[Data entries for graphics]
—————
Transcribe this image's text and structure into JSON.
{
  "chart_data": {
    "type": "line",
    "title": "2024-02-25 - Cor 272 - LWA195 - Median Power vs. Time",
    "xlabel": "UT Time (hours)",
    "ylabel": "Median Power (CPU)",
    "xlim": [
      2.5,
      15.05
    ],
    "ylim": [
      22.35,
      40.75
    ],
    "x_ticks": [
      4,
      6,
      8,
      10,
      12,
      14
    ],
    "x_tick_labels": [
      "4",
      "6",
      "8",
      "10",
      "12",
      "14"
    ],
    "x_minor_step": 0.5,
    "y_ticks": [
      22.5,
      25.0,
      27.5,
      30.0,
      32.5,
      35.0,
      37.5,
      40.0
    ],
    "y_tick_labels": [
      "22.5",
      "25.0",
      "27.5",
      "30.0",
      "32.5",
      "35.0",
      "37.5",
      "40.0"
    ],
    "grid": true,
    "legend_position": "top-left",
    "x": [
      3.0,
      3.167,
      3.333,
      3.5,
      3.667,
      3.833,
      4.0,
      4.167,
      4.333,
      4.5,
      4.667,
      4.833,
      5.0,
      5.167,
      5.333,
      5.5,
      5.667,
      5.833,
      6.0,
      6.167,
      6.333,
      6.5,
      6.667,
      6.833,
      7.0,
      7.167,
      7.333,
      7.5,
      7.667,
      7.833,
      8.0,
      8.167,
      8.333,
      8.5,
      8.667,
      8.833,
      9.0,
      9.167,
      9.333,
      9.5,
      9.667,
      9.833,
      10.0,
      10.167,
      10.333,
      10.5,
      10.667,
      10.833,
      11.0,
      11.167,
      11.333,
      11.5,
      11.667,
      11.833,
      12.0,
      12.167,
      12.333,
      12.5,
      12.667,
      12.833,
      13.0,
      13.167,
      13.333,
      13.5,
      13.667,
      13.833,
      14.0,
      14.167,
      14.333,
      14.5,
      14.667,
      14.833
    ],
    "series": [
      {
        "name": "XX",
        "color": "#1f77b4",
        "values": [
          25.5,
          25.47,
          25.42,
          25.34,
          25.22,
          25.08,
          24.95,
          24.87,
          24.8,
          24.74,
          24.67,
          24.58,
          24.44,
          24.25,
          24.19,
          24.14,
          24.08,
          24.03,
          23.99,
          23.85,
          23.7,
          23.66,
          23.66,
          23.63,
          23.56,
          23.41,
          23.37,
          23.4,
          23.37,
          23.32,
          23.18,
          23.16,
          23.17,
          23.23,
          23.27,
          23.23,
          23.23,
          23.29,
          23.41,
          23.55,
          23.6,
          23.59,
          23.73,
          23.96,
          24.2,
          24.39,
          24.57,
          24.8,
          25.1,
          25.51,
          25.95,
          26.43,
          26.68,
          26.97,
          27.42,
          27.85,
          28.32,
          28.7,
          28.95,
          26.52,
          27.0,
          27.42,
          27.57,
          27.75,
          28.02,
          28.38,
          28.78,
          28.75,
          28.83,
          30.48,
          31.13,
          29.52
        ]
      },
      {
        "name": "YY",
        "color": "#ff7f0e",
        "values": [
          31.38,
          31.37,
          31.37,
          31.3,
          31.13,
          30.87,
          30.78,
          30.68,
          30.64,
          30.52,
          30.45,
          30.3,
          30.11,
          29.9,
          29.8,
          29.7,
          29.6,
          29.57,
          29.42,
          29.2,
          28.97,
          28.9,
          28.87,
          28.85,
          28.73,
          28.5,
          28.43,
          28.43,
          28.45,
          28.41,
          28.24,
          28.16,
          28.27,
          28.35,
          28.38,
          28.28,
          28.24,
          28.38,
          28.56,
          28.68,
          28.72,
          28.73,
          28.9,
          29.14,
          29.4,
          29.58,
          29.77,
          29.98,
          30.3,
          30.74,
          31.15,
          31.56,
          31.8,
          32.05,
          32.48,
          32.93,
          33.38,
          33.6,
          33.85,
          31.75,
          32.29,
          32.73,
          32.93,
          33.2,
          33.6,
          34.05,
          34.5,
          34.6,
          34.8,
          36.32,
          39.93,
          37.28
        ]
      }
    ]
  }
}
—————
Copy out each line of the entries that holds "Power".

§ SOLVED EXERCISE
    "title": "2024-02-25 - Cor 272 - LWA195 - Median Power vs. Time",
    "ylabel": "Median Power (CPU)",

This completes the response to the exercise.